Extrahierter Text:
:::::

Warst du schon mal so richtig wütend? Hast Türen geschlagen, wolltest mit Tellern schmeißen (oder hast es getan), hast gebrüllt, geheult, geschluchzt und konntest dich ein paar Minuten kaum oder gar nicht beruhigen? Ziemlich beschissenes Gefühl, wenn so ein Tornado durch den Körper fegt. Das ist nicht schön, man will so nicht sein. Ich gebe es ungern zu, aber auch ich bin manchmal so. Ich weiß, dass das überdramatisch ist, dass ich irrational und wider jeder Vernunft handle. Manchmal ist der Auslöser zudem überhaupt nicht mit der Reaktion in Einklang zu bringen. Hitzköpfig, emotional, dramatisch, kinski-esk – man kann es nennen, wie man will.

Wieso werden wir wütend?

Wut kommt unter anderem auf, wenn wir uns ausgeliefert fühlen. Wir müssen stundenlang im Wartezimmer sitzen und können nicht weg, obwohl zuhause so viel zu tun ist. Jemand fährt uns hintendrauf und das Auto ist kaputt, ohne dass wir etwas dafür können. Das Kind ist schon wieder krank, während im Job gerade ein superwichtiges Meeting ansteht, bei dem man die Arbeit der letzten Monate präsentieren wollte, und der Papa ist auf Geschäftsreise. Manchmal ist man auch auf sich selbst wütend, wenn man eine Aussage oder Tätigkeit bereut, aber diese nicht mehr rückgängig machen können. Oder auf die ganze Welt, die sich einfach nicht verändert, obwohl wir mit der Klimakatastrophe längst an der Klippe stehen.

:::::

Aufgabenstellung 1: Welche Bezeichnungen zählt der Text über Wut auf, direkt bevor es heißt, man könne es nennen, wie man will?
Aufgabenstellung 2: Gib aus dem Text über Wut den Abschnitt von "Wut kommt unter" bis "der Klippe stehen." wortgetreu wieder.

Einträge des Datensatzes

:::::

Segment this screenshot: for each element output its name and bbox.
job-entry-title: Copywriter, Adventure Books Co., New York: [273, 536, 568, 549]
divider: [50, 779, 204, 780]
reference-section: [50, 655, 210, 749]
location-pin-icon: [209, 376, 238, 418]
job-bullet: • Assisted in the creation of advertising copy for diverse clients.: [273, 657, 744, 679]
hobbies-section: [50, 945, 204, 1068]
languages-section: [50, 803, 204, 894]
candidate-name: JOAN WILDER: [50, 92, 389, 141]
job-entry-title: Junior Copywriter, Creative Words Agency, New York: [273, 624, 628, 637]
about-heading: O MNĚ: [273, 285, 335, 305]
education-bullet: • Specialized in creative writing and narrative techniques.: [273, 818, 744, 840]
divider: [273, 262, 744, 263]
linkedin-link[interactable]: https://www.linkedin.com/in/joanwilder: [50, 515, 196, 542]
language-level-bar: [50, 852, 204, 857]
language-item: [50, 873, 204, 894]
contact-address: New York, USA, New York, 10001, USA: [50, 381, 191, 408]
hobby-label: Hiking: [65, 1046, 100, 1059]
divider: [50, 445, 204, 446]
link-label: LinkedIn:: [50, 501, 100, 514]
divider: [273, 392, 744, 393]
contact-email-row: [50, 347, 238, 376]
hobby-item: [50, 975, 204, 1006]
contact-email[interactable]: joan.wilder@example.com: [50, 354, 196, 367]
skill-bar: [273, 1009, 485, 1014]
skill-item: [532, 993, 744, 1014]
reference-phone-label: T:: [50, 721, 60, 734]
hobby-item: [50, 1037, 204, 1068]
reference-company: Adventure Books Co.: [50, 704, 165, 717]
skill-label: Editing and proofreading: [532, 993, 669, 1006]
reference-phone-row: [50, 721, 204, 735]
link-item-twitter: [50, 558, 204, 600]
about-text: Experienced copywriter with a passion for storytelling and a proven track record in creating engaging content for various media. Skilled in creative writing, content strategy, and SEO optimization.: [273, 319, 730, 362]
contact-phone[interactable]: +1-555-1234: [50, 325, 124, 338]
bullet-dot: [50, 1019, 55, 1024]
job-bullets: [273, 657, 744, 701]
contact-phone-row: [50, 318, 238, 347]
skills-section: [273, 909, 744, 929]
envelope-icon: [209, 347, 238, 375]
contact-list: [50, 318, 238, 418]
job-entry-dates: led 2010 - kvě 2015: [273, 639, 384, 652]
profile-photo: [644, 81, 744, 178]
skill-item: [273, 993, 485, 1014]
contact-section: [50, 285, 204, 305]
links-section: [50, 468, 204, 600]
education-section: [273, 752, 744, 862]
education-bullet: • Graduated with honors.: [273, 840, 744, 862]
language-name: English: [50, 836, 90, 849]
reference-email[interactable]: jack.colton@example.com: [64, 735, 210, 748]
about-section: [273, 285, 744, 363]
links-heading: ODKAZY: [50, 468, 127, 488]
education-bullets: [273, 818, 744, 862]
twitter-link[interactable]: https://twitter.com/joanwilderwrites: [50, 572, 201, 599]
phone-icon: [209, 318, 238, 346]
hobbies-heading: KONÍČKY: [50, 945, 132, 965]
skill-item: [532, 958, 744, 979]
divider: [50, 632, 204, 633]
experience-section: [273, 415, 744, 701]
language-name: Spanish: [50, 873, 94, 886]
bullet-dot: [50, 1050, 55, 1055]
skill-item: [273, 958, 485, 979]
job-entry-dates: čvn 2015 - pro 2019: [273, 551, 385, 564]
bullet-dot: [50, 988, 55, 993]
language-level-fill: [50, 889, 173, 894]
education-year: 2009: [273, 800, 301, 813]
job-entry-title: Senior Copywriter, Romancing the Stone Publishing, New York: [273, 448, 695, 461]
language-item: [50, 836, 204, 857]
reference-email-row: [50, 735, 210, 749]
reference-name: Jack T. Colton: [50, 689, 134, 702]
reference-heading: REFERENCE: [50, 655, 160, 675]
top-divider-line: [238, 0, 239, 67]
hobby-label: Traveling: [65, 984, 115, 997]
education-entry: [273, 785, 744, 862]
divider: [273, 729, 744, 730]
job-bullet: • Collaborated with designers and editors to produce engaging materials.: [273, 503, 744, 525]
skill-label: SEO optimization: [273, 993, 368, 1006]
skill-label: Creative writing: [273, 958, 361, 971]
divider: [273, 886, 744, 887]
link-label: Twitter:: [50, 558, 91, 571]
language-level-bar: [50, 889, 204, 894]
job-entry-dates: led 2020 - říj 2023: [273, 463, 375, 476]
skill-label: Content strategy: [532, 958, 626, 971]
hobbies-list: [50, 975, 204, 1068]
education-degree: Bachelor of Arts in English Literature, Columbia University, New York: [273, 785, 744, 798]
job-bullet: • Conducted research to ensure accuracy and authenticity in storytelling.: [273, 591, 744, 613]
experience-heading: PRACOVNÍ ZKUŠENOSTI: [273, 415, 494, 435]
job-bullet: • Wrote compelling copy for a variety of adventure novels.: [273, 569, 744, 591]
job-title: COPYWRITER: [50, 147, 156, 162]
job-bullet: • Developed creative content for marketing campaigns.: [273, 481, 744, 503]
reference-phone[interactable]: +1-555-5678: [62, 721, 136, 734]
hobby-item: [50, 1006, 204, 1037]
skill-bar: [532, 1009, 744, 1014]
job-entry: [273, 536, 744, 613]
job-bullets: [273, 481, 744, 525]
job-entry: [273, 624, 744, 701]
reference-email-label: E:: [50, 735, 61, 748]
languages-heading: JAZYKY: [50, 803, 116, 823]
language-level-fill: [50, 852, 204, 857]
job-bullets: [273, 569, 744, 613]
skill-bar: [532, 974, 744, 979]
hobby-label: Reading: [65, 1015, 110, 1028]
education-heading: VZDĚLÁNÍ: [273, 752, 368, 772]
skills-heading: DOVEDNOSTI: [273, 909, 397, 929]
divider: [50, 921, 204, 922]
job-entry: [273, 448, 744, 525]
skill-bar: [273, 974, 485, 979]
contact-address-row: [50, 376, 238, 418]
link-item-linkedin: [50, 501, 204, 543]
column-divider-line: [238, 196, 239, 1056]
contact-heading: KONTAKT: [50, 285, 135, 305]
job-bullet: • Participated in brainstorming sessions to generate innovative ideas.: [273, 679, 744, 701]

:::::

Antwort 1: Hitzköpfig, emotional, dramatisch, kinski-esk

Antwort 2:
Wut kommt unter anderem auf, wenn wir uns ausgeliefert fühlen. Wir müssen stundenlang im Wartezimmer sitzen und können nicht weg, obwohl zuhause so viel zu tun ist. Jemand fährt uns hintendrauf und das Auto ist kaputt, ohne dass wir etwas dafür können. Das Kind ist schon wieder krank, während im Job gerade ein superwichtiges Meeting ansteht, bei dem man die Arbeit der letzten Monate präsentieren wollte, und der Papa ist auf Geschäftsreise. Manchmal ist man auch auf sich selbst wütend, wenn man eine Aussage oder Tätigkeit bereut, aber diese nicht mehr rückgängig machen können. Oder auf die ganze Welt, die sich einfach nicht verändert, obwohl wir mit der Klimakatastrophe längst an der Klippe stehen.